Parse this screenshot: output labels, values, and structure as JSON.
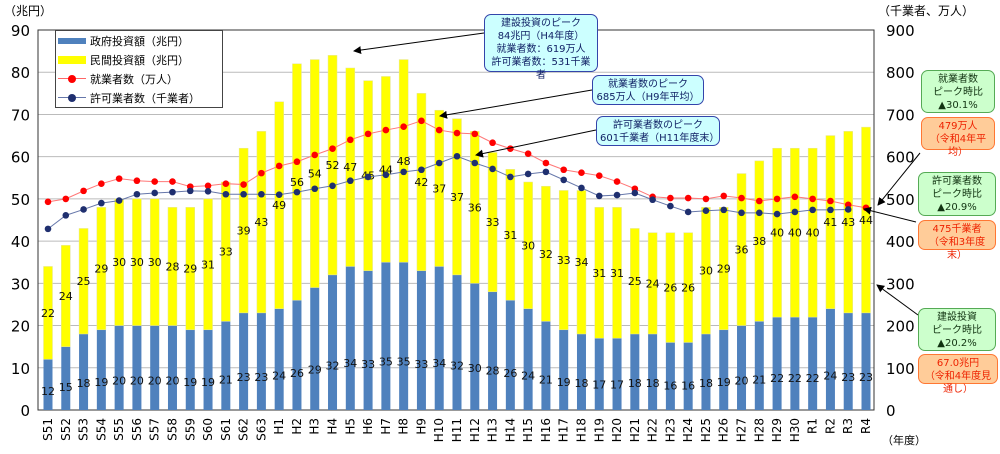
{
  "chart_data": {
    "type": "bar",
    "stacked": true,
    "categories": [
      "S51",
      "S52",
      "S53",
      "S54",
      "S55",
      "S56",
      "S57",
      "S58",
      "S59",
      "S60",
      "S61",
      "S62",
      "S63",
      "H1",
      "H2",
      "H3",
      "H4",
      "H5",
      "H6",
      "H7",
      "H8",
      "H9",
      "H10",
      "H11",
      "H12",
      "H13",
      "H14",
      "H15",
      "H16",
      "H17",
      "H18",
      "H19",
      "H20",
      "H21",
      "H22",
      "H23",
      "H24",
      "H25",
      "H26",
      "H27",
      "H28",
      "H29",
      "H30",
      "R1",
      "R2",
      "R3",
      "R4"
    ],
    "xlabel": "（年度）",
    "ylabel_left": "（兆円）",
    "ylabel_right": "（千業者、万人）",
    "ylim_left": [
      0,
      90
    ],
    "ylim_right": [
      0,
      900
    ],
    "yticks_left": [
      0,
      10,
      20,
      30,
      40,
      50,
      60,
      70,
      80,
      90
    ],
    "yticks_right": [
      0,
      100,
      200,
      300,
      400,
      500,
      600,
      700,
      800,
      900
    ],
    "grid": true,
    "legend_position": "top-left",
    "series": [
      {
        "name": "政府投資額（兆円）",
        "kind": "bar",
        "axis": "left",
        "color": "#4f81bd",
        "values": [
          12,
          15,
          18,
          19,
          20,
          20,
          20,
          20,
          19,
          19,
          21,
          23,
          23,
          24,
          26,
          29,
          32,
          34,
          33,
          35,
          35,
          33,
          34,
          32,
          30,
          28,
          26,
          24,
          21,
          19,
          18,
          17,
          17,
          18,
          18,
          16,
          16,
          18,
          19,
          20,
          21,
          22,
          22,
          22,
          24,
          23,
          23
        ]
      },
      {
        "name": "民間投資額（兆円）",
        "kind": "bar",
        "axis": "left",
        "color": "#ffff00",
        "values": [
          22,
          24,
          25,
          29,
          30,
          30,
          30,
          28,
          29,
          31,
          33,
          39,
          43,
          49,
          56,
          54,
          52,
          47,
          45,
          44,
          48,
          42,
          37,
          37,
          36,
          33,
          31,
          30,
          32,
          33,
          34,
          31,
          31,
          25,
          24,
          26,
          26,
          30,
          29,
          36,
          38,
          40,
          40,
          40,
          41,
          43,
          44
        ]
      },
      {
        "name": "就業者数（万人）",
        "kind": "line",
        "axis": "right",
        "color": "#ff0000",
        "values": [
          493,
          500,
          519,
          536,
          548,
          543,
          541,
          541,
          529,
          531,
          536,
          534,
          561,
          578,
          588,
          604,
          619,
          640,
          654,
          663,
          671,
          685,
          663,
          656,
          654,
          633,
          619,
          607,
          585,
          569,
          562,
          555,
          541,
          524,
          505,
          502,
          502,
          500,
          507,
          502,
          495,
          500,
          505,
          500,
          495,
          486,
          479
        ]
      },
      {
        "name": "許可業者数（千業者）",
        "kind": "line",
        "axis": "right",
        "color": "#1f2f6f",
        "values": [
          429,
          461,
          475,
          490,
          496,
          511,
          514,
          516,
          519,
          518,
          511,
          511,
          511,
          510,
          516,
          524,
          531,
          543,
          552,
          557,
          564,
          569,
          585,
          601,
          585,
          571,
          552,
          559,
          564,
          545,
          526,
          507,
          509,
          514,
          498,
          483,
          469,
          472,
          474,
          467,
          467,
          464,
          469,
          474,
          474,
          475,
          null
        ]
      }
    ],
    "annotations": {
      "peak_investment": [
        "建設投資のピーク",
        "84兆円（H4年度）",
        "就業者数：619万人",
        "許可業者数：531千業者"
      ],
      "peak_workers": [
        "就業者数のピーク",
        "685万人（H9年平均）"
      ],
      "peak_permits": [
        "許可業者数のピーク",
        "601千業者（H11年度末）"
      ],
      "workers_ratio": [
        "就業者数",
        "ピーク時比",
        "▲30.1%"
      ],
      "workers_now": [
        "479万人",
        "（令和4年平均）"
      ],
      "permits_ratio": [
        "許可業者数",
        "ピーク時比",
        "▲20.9%"
      ],
      "permits_now": [
        "475千業者",
        "（令和3年度末）"
      ],
      "invest_ratio": [
        "建設投資",
        "ピーク時比",
        "▲20.2%"
      ],
      "invest_now": [
        "67.0兆円",
        "（令和4年度見通し）"
      ]
    }
  }
}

_ _ _ _ _

**What the exercise asks:**
Pictures are not part of the copy; output everything else in the records exactly.

**Exercise answer:**
Parse this screenshot: output labels, values, and structure as JSON.
{
  "chart_data": {
    "type": "bar",
    "stacked": true,
    "categories": [
      "S51",
      "S52",
      "S53",
      "S54",
      "S55",
      "S56",
      "S57",
      "S58",
      "S59",
      "S60",
      "S61",
      "S62",
      "S63",
      "H1",
      "H2",
      "H3",
      "H4",
      "H5",
      "H6",
      "H7",
      "H8",
      "H9",
      "H10",
      "H11",
      "H12",
      "H13",
      "H14",
      "H15",
      "H16",
      "H17",
      "H18",
      "H19",
      "H20",
      "H21",
      "H22",
      "H23",
      "H24",
      "H25",
      "H26",
      "H27",
      "H28",
      "H29",
      "H30",
      "R1",
      "R2",
      "R3",
      "R4"
    ],
    "xlabel": "（年度）",
    "ylabel_left": "（兆円）",
    "ylabel_right": "（千業者、万人）",
    "ylim_left": [
      0,
      90
    ],
    "ylim_right": [
      0,
      900
    ],
    "yticks_left": [
      0,
      10,
      20,
      30,
      40,
      50,
      60,
      70,
      80,
      90
    ],
    "yticks_right": [
      0,
      100,
      200,
      300,
      400,
      500,
      600,
      700,
      800,
      900
    ],
    "grid": true,
    "legend_position": "top-left",
    "series": [
      {
        "name": "政府投資額（兆円）",
        "kind": "bar",
        "axis": "left",
        "color": "#4f81bd",
        "values": [
          12,
          15,
          18,
          19,
          20,
          20,
          20,
          20,
          19,
          19,
          21,
          23,
          23,
          24,
          26,
          29,
          32,
          34,
          33,
          35,
          35,
          33,
          34,
          32,
          30,
          28,
          26,
          24,
          21,
          19,
          18,
          17,
          17,
          18,
          18,
          16,
          16,
          18,
          19,
          20,
          21,
          22,
          22,
          22,
          24,
          23,
          23
        ]
      },
      {
        "name": "民間投資額（兆円）",
        "kind": "bar",
        "axis": "left",
        "color": "#ffff00",
        "values": [
          22,
          24,
          25,
          29,
          30,
          30,
          30,
          28,
          29,
          31,
          33,
          39,
          43,
          49,
          56,
          54,
          52,
          47,
          45,
          44,
          48,
          42,
          37,
          37,
          36,
          33,
          31,
          30,
          32,
          33,
          34,
          31,
          31,
          25,
          24,
          26,
          26,
          30,
          29,
          36,
          38,
          40,
          40,
          40,
          41,
          43,
          44
        ]
      },
      {
        "name": "就業者数（万人）",
        "kind": "line",
        "axis": "right",
        "color": "#ff0000",
        "values": [
          493,
          500,
          519,
          536,
          548,
          543,
          541,
          541,
          529,
          531,
          536,
          534,
          561,
          578,
          588,
          604,
          619,
          640,
          654,
          663,
          671,
          685,
          663,
          656,
          654,
          633,
          619,
          607,
          585,
          569,
          562,
          555,
          541,
          524,
          505,
          502,
          502,
          500,
          507,
          502,
          495,
          500,
          505,
          500,
          495,
          486,
          479
        ]
      },
      {
        "name": "許可業者数（千業者）",
        "kind": "line",
        "axis": "right",
        "color": "#1f2f6f",
        "values": [
          429,
          461,
          475,
          490,
          496,
          511,
          514,
          516,
          519,
          518,
          511,
          511,
          511,
          510,
          516,
          524,
          531,
          543,
          552,
          557,
          564,
          569,
          585,
          601,
          585,
          571,
          552,
          559,
          564,
          545,
          526,
          507,
          509,
          514,
          498,
          483,
          469,
          472,
          474,
          467,
          467,
          464,
          469,
          474,
          474,
          475,
          null
        ]
      }
    ],
    "annotations": {
      "peak_investment": [
        "建設投資のピーク",
        "84兆円（H4年度）",
        "就業者数：619万人",
        "許可業者数：531千業者"
      ],
      "peak_workers": [
        "就業者数のピーク",
        "685万人（H9年平均）"
      ],
      "peak_permits": [
        "許可業者数のピーク",
        "601千業者（H11年度末）"
      ],
      "workers_ratio": [
        "就業者数",
        "ピーク時比",
        "▲30.1%"
      ],
      "workers_now": [
        "479万人",
        "（令和4年平均）"
      ],
      "permits_ratio": [
        "許可業者数",
        "ピーク時比",
        "▲20.9%"
      ],
      "permits_now": [
        "475千業者",
        "（令和3年度末）"
      ],
      "invest_ratio": [
        "建設投資",
        "ピーク時比",
        "▲20.2%"
      ],
      "invest_now": [
        "67.0兆円",
        "（令和4年度見通し）"
      ]
    }
  }
}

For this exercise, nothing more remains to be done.